=== STORED RECORDS ===

==============================

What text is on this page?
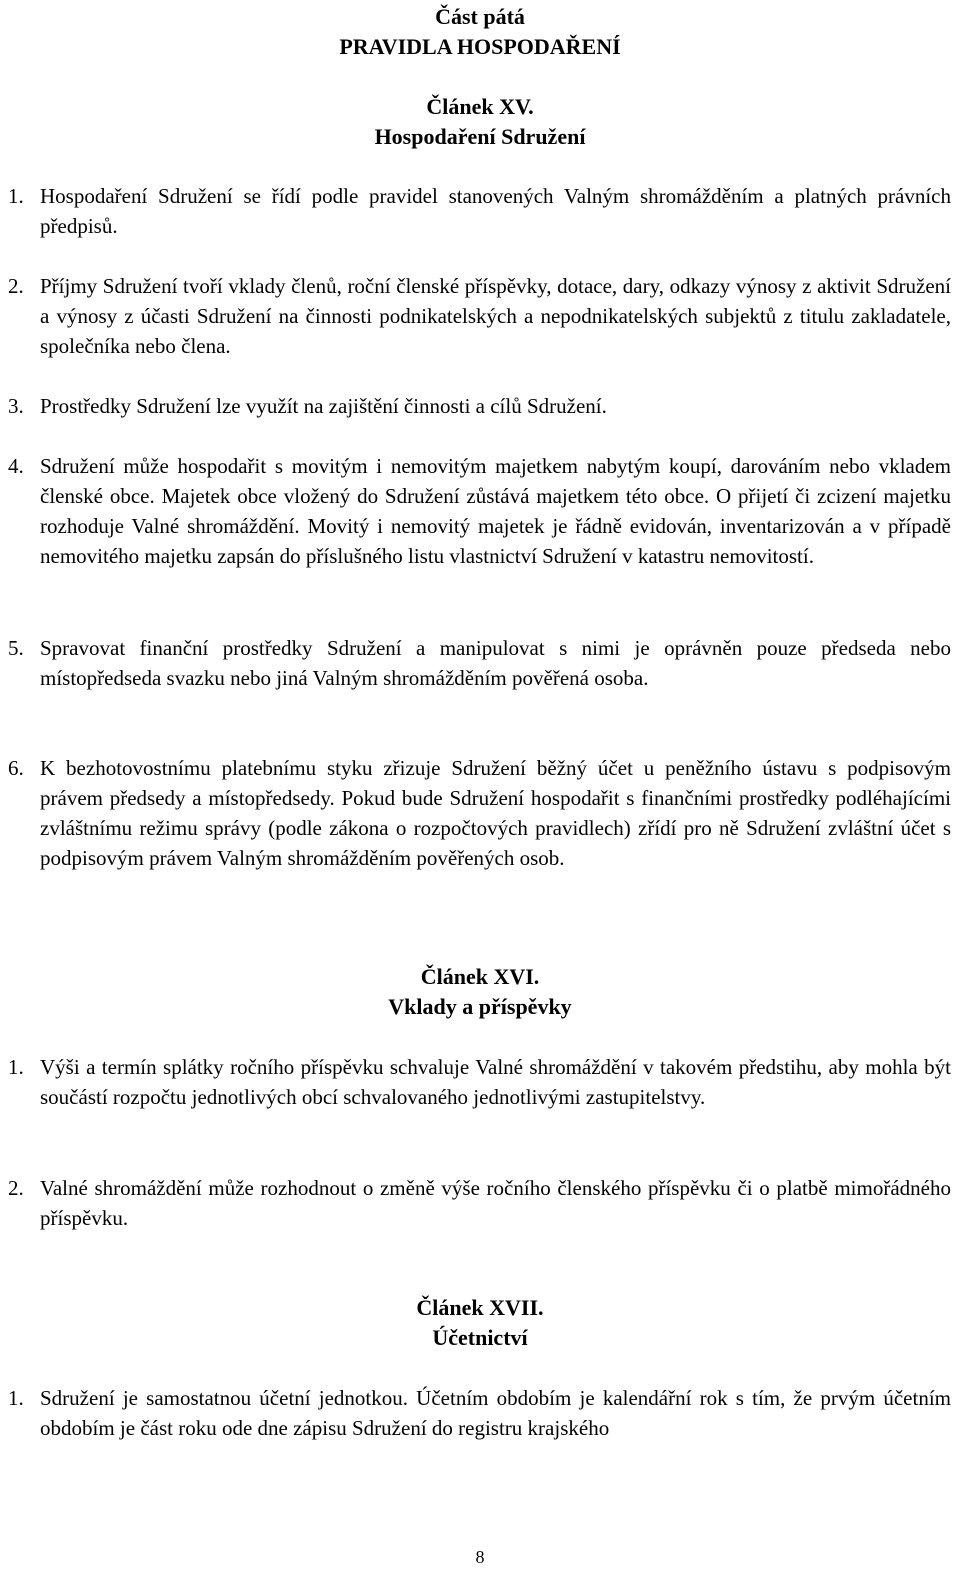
Část pátá
PRAVIDLA HOSPODAŘENÍ
Článek XV.
Hospodaření Sdružení
1. Hospodaření Sdružení se řídí podle pravidel stanovených Valným shromážděním a platných právních předpisů.

2. Příjmy Sdružení tvoří vklady členů, roční členské příspěvky, dotace, dary, odkazy výnosy z aktivit Sdružení a výnosy z účasti Sdružení na činnosti podnikatelských a nepodnikatelských subjektů z titulu zakladatele, společníka nebo člena.

3. Prostředky Sdružení lze využít na zajištění činnosti a cílů Sdružení.

4. Sdružení může hospodařit s movitým i nemovitým majetkem nabytým koupí, darováním nebo vkladem členské obce. Majetek obce vložený do Sdružení zůstává majetkem této obce. O přijetí či zcizení majetku rozhoduje Valné shromáždění. Movitý i nemovitý majetek je řádně evidován, inventarizován a v případě nemovitého majetku zapsán do příslušného listu vlastnictví Sdružení v katastru nemovitostí.

5. Spravovat finanční prostředky Sdružení a manipulovat s nimi je oprávněn pouze předseda nebo místopředseda svazku nebo jiná Valným shromážděním pověřená osoba.

6. K bezhotovostnímu platebnímu styku zřizuje Sdružení běžný účet u peněžního ústavu s podpisovým právem předsedy a místopředsedy. Pokud bude Sdružení hospodařit s finančními prostředky podléhajícími zvláštnímu režimu správy (podle zákona o rozpočtových pravidlech) zřídí pro ně Sdružení zvláštní účet s podpisovým právem Valným shromážděním pověřených osob.

Článek XVI.
Vklady a příspěvky
1. Výši a termín splátky ročního příspěvku schvaluje Valné shromáždění v takovém předstihu, aby mohla být součástí rozpočtu jednotlivých obcí schvalovaného jednotlivými zastupitelstvy.

2. Valné shromáždění může rozhodnout o změně výše ročního členského příspěvku či o platbě mimořádného příspěvku.

Článek XVII.
Účetnictví
1. Sdružení je samostatnou účetní jednotkou. Účetním obdobím je kalendářní rok s tím, že prvým účetním obdobím je část roku ode dne zápisu Sdružení do registru krajského

8
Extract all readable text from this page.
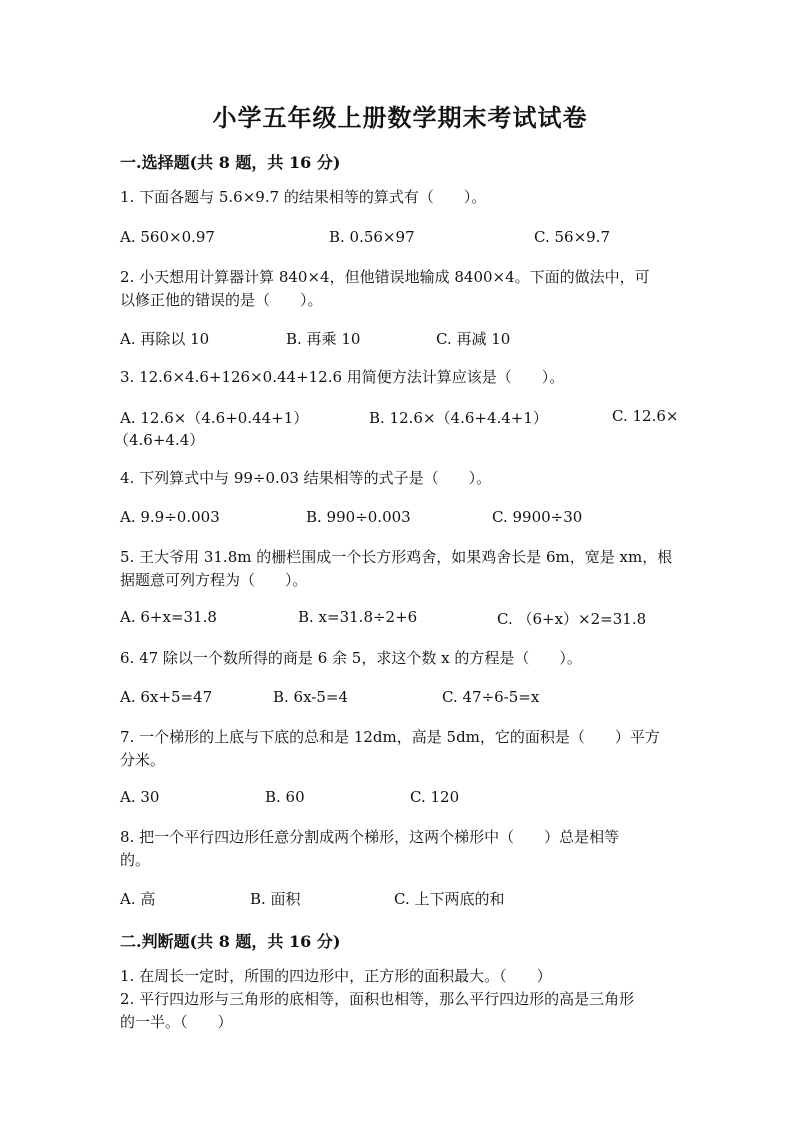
小学五年级上册数学期末考试试卷
一.选择题(共 8 题，共 16 分)
1. 下面各题与 5.6×9.7 的结果相等的算式有（　　）。
A. 560×0.97	B. 0.56×97	C. 56×9.7
2. 小天想用计算器计算 840×4，但他错误地输成 8400×4。下面的做法中，可
以修正他的错误的是（　　）。
A. 再除以 10	B. 再乘 10	C. 再减 10
3. 12.6×4.6+126×0.44+12.6 用简便方法计算应该是（　　）。
A. 12.6×（4.6+0.44+1）	B. 12.6×（4.6+4.4+1）	C. 12.6×
（4.6+4.4）
4. 下列算式中与 99÷0.03 结果相等的式子是（　　）。
A. 9.9÷0.003	B. 990÷0.003	C. 9900÷30
5. 王大爷用 31.8m 的栅栏围成一个长方形鸡舍，如果鸡舍长是 6m，宽是 xm，根
据题意可列方程为（　　）。
A. 6+x=31.8	B. x=31.8÷2+6	C. （6+x）×2=31.8
6. 47 除以一个数所得的商是 6 余 5，求这个数 x 的方程是（　　）。
A. 6x+5=47	B. 6x-5=4	C. 47÷6-5=x
7. 一个梯形的上底与下底的总和是 12dm，高是 5dm，它的面积是（　　）平方
分米。
A. 30	B. 60	C. 120
8. 把一个平行四边形任意分割成两个梯形，这两个梯形中（　　）总是相等
的。
A. 高	B. 面积	C. 上下两底的和
二.判断题(共 8 题，共 16 分)
1. 在周长一定时，所围的四边形中，正方形的面积最大。（　　）
2. 平行四边形与三角形的底相等，面积也相等，那么平行四边形的高是三角形
的一半。（　　）
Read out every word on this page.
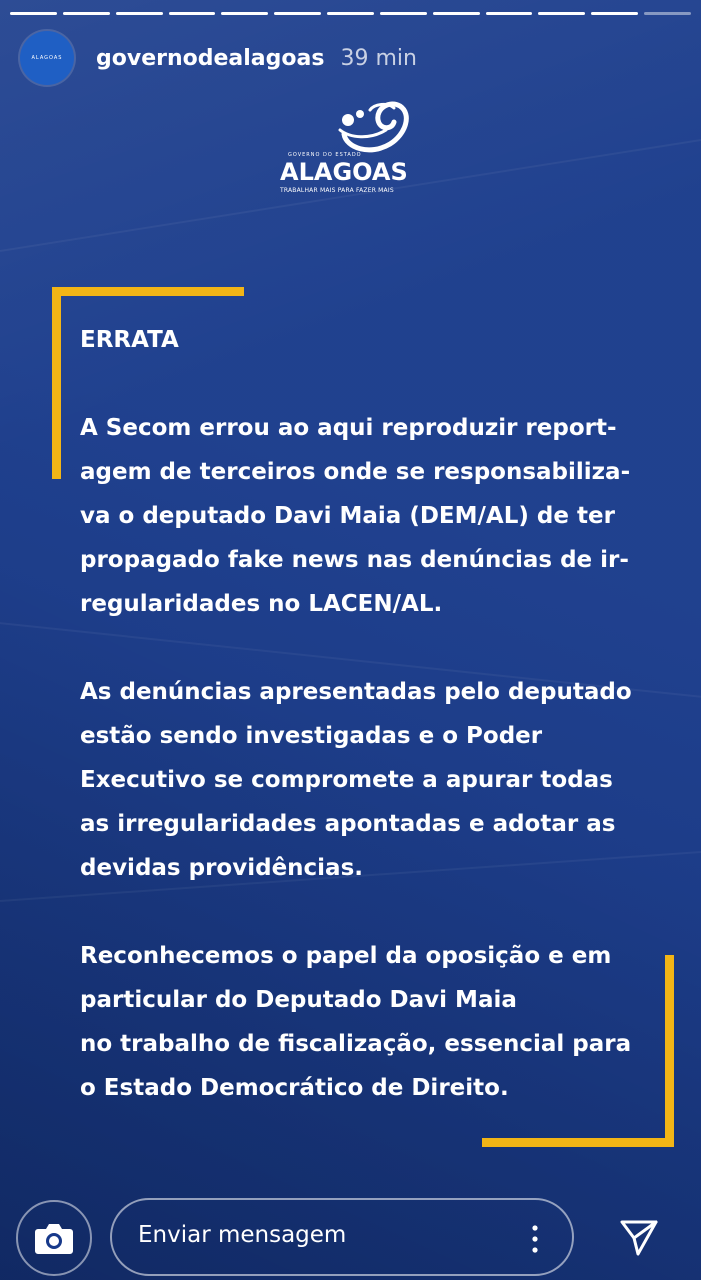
ALAGOAS governodealagoas 39 min
GOVERNO DO ESTADO
ALAGOAS
TRABALHAR MAIS PARA FAZER MAIS

ERRATA

A Secom errou ao aqui reproduzir report-

agem de terceiros onde se responsabiliza-

va o deputado Davi Maia (DEM/AL) de ter

propagado fake news nas denúncias de ir-

regularidades no LACEN/AL.

As denúncias apresentadas pelo deputado

estão sendo investigadas e o Poder

Executivo se compromete a apurar todas

as irregularidades apontadas e adotar as

devidas providências.

Reconhecemos o papel da oposição e em

particular do Deputado Davi Maia

no trabalho de fiscalização, essencial para

o Estado Democrático de Direito.

Enviar mensagem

==============================

=== WORK INSTRUCTIONS ===
Output only these lines, word for word: the line containing "Read out every word on this page." and every line after it through the last line of the data. Omit the pictures.

=== ANSWER TO THE TASK ===
Read out every word on this page.
ALAGOAS governodealagoas 39 min
GOVERNO DO ESTADO
ALAGOAS
TRABALHAR MAIS PARA FAZER MAIS

ERRATA

A Secom errou ao aqui reproduzir report-

agem de terceiros onde se responsabiliza-

va o deputado Davi Maia (DEM/AL) de ter

propagado fake news nas denúncias de ir-

regularidades no LACEN/AL.

As denúncias apresentadas pelo deputado

estão sendo investigadas e o Poder

Executivo se compromete a apurar todas

as irregularidades apontadas e adotar as

devidas providências.

Reconhecemos o papel da oposição e em

particular do Deputado Davi Maia

no trabalho de fiscalização, essencial para

o Estado Democrático de Direito.

Enviar mensagem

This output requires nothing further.